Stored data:
········

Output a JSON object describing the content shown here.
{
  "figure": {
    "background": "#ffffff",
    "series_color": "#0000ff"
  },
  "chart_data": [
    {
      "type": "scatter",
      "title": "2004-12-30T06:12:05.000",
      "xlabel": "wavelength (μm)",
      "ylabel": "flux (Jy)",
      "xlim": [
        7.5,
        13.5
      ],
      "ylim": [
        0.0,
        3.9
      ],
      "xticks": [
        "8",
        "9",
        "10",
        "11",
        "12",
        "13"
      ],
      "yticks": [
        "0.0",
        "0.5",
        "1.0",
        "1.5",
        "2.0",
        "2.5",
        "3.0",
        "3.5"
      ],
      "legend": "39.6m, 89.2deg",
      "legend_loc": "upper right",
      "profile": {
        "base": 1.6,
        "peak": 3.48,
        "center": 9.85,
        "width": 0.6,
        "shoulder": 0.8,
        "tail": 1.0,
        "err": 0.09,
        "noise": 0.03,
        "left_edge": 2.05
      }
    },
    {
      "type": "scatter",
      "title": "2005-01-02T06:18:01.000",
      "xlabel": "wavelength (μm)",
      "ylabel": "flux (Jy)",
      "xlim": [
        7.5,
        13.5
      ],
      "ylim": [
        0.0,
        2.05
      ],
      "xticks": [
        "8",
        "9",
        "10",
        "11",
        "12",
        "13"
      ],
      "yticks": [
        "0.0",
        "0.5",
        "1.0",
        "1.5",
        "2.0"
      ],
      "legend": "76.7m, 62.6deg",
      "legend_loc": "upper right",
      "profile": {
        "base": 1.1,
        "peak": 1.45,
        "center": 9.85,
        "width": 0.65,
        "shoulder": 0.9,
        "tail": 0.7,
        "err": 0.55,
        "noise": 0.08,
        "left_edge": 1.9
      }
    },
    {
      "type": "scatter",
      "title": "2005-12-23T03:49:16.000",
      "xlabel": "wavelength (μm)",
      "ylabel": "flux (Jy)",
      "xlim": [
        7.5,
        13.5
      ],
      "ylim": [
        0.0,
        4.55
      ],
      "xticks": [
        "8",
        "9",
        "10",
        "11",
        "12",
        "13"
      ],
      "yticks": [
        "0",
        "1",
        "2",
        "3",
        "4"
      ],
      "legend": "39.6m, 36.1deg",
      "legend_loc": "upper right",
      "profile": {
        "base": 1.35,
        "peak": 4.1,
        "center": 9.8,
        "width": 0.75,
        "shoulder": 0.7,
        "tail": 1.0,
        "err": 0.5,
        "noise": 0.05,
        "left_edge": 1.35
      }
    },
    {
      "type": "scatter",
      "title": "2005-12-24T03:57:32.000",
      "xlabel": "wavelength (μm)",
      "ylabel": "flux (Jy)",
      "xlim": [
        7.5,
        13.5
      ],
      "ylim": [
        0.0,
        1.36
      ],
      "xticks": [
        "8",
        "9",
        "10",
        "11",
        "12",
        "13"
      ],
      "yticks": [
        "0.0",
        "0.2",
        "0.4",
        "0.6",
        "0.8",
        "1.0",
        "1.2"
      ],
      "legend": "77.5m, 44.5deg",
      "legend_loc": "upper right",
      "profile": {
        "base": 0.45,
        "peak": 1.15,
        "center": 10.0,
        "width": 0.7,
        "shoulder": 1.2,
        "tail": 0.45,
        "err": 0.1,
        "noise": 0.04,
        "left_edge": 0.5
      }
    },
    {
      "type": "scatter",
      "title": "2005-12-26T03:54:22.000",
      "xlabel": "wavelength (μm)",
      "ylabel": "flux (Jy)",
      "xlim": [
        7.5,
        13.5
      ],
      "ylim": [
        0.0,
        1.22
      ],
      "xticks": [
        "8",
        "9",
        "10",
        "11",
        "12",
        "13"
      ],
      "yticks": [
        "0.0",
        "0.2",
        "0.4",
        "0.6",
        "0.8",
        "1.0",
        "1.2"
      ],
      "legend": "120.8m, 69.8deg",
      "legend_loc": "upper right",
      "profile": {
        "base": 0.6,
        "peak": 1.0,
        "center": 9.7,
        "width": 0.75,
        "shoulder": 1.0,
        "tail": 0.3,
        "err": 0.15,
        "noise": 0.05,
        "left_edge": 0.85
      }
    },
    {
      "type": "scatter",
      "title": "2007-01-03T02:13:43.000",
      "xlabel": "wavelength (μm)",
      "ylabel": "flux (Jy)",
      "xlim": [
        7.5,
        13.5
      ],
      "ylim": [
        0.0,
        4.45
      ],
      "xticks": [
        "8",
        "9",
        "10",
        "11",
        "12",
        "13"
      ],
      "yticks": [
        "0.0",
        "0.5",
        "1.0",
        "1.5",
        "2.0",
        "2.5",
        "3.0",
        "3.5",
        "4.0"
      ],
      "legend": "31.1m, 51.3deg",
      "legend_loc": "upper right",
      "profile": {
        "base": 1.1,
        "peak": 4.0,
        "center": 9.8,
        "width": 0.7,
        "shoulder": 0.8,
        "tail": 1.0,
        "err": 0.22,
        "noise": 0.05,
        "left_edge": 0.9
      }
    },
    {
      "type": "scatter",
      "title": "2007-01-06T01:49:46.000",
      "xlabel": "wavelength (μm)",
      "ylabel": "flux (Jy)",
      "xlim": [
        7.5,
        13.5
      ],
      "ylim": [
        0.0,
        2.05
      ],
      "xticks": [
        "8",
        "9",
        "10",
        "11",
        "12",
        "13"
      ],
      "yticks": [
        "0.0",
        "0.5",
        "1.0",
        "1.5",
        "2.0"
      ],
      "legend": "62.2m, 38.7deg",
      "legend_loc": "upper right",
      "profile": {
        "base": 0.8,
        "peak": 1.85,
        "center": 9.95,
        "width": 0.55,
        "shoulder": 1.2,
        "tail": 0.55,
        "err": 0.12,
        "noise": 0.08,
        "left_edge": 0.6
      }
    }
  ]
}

········

__Problem requirements__:
Find and copy every line in the entries above where the string "peak" occurs.

__Result of this task__:
        "peak": 3.48,
        "peak": 1.45,
        "peak": 4.1,
        "peak": 1.15,
        "peak": 1.0,
        "peak": 4.0,
        "peak": 1.85,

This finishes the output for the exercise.